WHAT IS NEEDED
Write out the following data verbatim, keeping every line unchanged and in its original order.

PROVIDED RECORDS
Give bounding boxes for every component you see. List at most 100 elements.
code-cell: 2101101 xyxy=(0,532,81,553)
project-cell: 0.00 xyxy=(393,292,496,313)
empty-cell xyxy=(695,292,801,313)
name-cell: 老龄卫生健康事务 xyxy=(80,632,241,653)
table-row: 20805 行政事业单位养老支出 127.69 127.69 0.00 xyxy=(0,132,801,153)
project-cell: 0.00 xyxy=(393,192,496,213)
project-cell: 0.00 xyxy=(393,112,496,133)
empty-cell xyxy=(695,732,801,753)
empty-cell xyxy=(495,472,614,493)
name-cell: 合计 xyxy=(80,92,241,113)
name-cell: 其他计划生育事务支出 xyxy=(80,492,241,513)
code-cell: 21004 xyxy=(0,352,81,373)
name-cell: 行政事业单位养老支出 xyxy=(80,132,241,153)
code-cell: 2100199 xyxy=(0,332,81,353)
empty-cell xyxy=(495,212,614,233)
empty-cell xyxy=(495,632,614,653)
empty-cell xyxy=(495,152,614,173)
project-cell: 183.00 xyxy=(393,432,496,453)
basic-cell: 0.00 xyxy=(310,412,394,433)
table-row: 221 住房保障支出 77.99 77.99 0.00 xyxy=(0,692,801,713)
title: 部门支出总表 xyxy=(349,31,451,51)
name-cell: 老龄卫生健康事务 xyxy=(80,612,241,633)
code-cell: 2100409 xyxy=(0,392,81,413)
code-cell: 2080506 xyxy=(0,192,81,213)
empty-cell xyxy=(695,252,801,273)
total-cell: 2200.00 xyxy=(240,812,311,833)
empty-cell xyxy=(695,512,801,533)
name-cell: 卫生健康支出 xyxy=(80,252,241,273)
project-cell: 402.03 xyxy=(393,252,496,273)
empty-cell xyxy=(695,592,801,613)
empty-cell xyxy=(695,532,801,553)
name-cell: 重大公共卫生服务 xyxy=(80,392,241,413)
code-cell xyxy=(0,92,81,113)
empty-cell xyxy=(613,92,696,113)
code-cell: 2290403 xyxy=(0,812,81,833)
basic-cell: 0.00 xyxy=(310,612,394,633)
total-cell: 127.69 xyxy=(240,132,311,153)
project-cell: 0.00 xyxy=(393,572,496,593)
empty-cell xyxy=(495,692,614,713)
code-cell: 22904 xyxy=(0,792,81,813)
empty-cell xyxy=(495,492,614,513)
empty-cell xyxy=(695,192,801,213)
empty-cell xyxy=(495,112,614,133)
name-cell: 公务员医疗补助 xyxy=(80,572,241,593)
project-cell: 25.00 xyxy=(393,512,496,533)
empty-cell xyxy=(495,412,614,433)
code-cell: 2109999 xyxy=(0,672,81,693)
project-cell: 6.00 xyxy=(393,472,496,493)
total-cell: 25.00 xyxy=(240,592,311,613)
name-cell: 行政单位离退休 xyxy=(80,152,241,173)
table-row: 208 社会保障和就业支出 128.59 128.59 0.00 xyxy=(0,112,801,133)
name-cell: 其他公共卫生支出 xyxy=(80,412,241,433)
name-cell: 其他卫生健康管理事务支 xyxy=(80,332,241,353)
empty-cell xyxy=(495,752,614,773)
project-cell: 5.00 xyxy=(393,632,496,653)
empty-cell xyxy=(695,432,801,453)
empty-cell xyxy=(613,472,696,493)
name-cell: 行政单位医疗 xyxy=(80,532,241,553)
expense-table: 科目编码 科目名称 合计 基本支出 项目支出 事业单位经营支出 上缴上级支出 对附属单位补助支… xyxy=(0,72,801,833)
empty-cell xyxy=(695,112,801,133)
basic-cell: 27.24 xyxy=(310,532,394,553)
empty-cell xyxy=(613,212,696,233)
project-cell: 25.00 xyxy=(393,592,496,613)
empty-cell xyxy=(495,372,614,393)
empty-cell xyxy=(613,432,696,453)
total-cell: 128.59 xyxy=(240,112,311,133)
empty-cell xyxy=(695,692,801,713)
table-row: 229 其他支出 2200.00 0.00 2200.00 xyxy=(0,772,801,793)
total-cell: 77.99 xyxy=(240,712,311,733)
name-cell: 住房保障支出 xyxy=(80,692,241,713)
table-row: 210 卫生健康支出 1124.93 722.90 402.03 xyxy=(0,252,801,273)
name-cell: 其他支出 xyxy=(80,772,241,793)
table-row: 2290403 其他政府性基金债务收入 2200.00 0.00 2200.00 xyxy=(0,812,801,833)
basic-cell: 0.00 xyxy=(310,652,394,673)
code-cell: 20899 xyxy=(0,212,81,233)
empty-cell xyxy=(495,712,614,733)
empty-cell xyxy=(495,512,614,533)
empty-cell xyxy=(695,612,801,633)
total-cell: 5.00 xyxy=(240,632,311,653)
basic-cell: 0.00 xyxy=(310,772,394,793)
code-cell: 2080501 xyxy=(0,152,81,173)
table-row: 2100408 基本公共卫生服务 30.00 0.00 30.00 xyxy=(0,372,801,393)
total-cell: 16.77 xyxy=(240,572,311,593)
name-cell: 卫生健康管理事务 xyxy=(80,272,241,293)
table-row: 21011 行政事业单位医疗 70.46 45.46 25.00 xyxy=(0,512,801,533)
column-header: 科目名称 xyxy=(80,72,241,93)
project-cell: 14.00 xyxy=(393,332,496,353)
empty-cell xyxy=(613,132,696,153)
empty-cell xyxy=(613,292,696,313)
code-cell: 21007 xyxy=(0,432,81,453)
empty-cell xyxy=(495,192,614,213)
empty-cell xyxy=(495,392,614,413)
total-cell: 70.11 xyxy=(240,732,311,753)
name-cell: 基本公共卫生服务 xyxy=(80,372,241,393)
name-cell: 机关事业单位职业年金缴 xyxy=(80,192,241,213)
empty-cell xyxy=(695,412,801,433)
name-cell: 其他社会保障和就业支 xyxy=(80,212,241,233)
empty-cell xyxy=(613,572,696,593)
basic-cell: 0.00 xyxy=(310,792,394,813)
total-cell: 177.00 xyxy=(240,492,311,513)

WORKED SOLUTION
Give bounding boxes for every component you see. List at most 100 elements.
code-cell: 2101101 xyxy=(0,532,81,553)
project-cell: 0.00 xyxy=(393,292,496,313)
empty-cell xyxy=(695,292,801,313)
name-cell: 老龄卫生健康事务 xyxy=(80,632,241,653)
table-row: 20805 行政事业单位养老支出 127.69 127.69 0.00 xyxy=(0,132,801,153)
project-cell: 0.00 xyxy=(393,192,496,213)
project-cell: 0.00 xyxy=(393,112,496,133)
empty-cell xyxy=(695,732,801,753)
empty-cell xyxy=(495,472,614,493)
name-cell: 合计 xyxy=(80,92,241,113)
name-cell: 其他计划生育事务支出 xyxy=(80,492,241,513)
code-cell: 21004 xyxy=(0,352,81,373)
name-cell: 行政事业单位养老支出 xyxy=(80,132,241,153)
code-cell: 2100199 xyxy=(0,332,81,353)
empty-cell xyxy=(495,212,614,233)
empty-cell xyxy=(495,632,614,653)
empty-cell xyxy=(495,152,614,173)
project-cell: 183.00 xyxy=(393,432,496,453)
basic-cell: 0.00 xyxy=(310,412,394,433)
table-row: 221 住房保障支出 77.99 77.99 0.00 xyxy=(0,692,801,713)
title: 部门支出总表 xyxy=(349,31,451,51)
name-cell: 老龄卫生健康事务 xyxy=(80,612,241,633)
code-cell: 2100409 xyxy=(0,392,81,413)
code-cell: 2080506 xyxy=(0,192,81,213)
empty-cell xyxy=(695,252,801,273)
total-cell: 2200.00 xyxy=(240,812,311,833)
empty-cell xyxy=(695,512,801,533)
name-cell: 卫生健康支出 xyxy=(80,252,241,273)
project-cell: 402.03 xyxy=(393,252,496,273)
empty-cell xyxy=(695,592,801,613)
empty-cell xyxy=(695,532,801,553)
name-cell: 重大公共卫生服务 xyxy=(80,392,241,413)
code-cell xyxy=(0,92,81,113)
empty-cell xyxy=(613,92,696,113)
code-cell: 2290403 xyxy=(0,812,81,833)
basic-cell: 0.00 xyxy=(310,612,394,633)
total-cell: 127.69 xyxy=(240,132,311,153)
project-cell: 0.00 xyxy=(393,572,496,593)
empty-cell xyxy=(495,692,614,713)
code-cell: 22904 xyxy=(0,792,81,813)
empty-cell xyxy=(495,492,614,513)
empty-cell xyxy=(695,192,801,213)
empty-cell xyxy=(495,112,614,133)
name-cell: 公务员医疗补助 xyxy=(80,572,241,593)
project-cell: 25.00 xyxy=(393,512,496,533)
empty-cell xyxy=(495,412,614,433)
code-cell: 2109999 xyxy=(0,672,81,693)
project-cell: 6.00 xyxy=(393,472,496,493)
total-cell: 25.00 xyxy=(240,592,311,613)
name-cell: 行政单位离退休 xyxy=(80,152,241,173)
table-row: 208 社会保障和就业支出 128.59 128.59 0.00 xyxy=(0,112,801,133)
name-cell: 其他公共卫生支出 xyxy=(80,412,241,433)
name-cell: 其他卫生健康管理事务支 xyxy=(80,332,241,353)
empty-cell xyxy=(495,752,614,773)
project-cell: 5.00 xyxy=(393,632,496,653)
empty-cell xyxy=(695,432,801,453)
empty-cell xyxy=(613,472,696,493)
name-cell: 行政单位医疗 xyxy=(80,532,241,553)
expense-table: 科目编码 科目名称 合计 基本支出 项目支出 事业单位经营支出 上缴上级支出 对附属单位补助支… xyxy=(0,72,801,833)
empty-cell xyxy=(695,112,801,133)
basic-cell: 27.24 xyxy=(310,532,394,553)
empty-cell xyxy=(613,212,696,233)
project-cell: 25.00 xyxy=(393,592,496,613)
empty-cell xyxy=(495,372,614,393)
empty-cell xyxy=(613,432,696,453)
total-cell: 128.59 xyxy=(240,112,311,133)
empty-cell xyxy=(695,692,801,713)
table-row: 229 其他支出 2200.00 0.00 2200.00 xyxy=(0,772,801,793)
total-cell: 77.99 xyxy=(240,712,311,733)
name-cell: 住房保障支出 xyxy=(80,692,241,713)
table-row: 210 卫生健康支出 1124.93 722.90 402.03 xyxy=(0,252,801,273)
name-cell: 其他支出 xyxy=(80,772,241,793)
table-row: 2290403 其他政府性基金债务收入 2200.00 0.00 2200.00 xyxy=(0,812,801,833)
basic-cell: 0.00 xyxy=(310,652,394,673)
code-cell: 20899 xyxy=(0,212,81,233)
empty-cell xyxy=(495,712,614,733)
empty-cell xyxy=(495,512,614,533)
empty-cell xyxy=(695,612,801,633)
total-cell: 5.00 xyxy=(240,632,311,653)
basic-cell: 0.00 xyxy=(310,772,394,793)
code-cell: 2080501 xyxy=(0,152,81,173)
table-row: 2100408 基本公共卫生服务 30.00 0.00 30.00 xyxy=(0,372,801,393)
total-cell: 16.77 xyxy=(240,572,311,593)
name-cell: 卫生健康管理事务 xyxy=(80,272,241,293)
table-row: 21011 行政事业单位医疗 70.46 45.46 25.00 xyxy=(0,512,801,533)
column-header: 科目名称 xyxy=(80,72,241,93)
project-cell: 14.00 xyxy=(393,332,496,353)
empty-cell xyxy=(613,132,696,153)
empty-cell xyxy=(613,292,696,313)
code-cell: 21007 xyxy=(0,432,81,453)
empty-cell xyxy=(495,192,614,213)
empty-cell xyxy=(495,392,614,413)
total-cell: 70.11 xyxy=(240,732,311,753)
name-cell: 基本公共卫生服务 xyxy=(80,372,241,393)
name-cell: 机关事业单位职业年金缴 xyxy=(80,192,241,213)
empty-cell xyxy=(695,412,801,433)
name-cell: 其他社会保障和就业支 xyxy=(80,212,241,233)
empty-cell xyxy=(613,572,696,593)
basic-cell: 0.00 xyxy=(310,792,394,813)
total-cell: 177.00 xyxy=(240,492,311,513)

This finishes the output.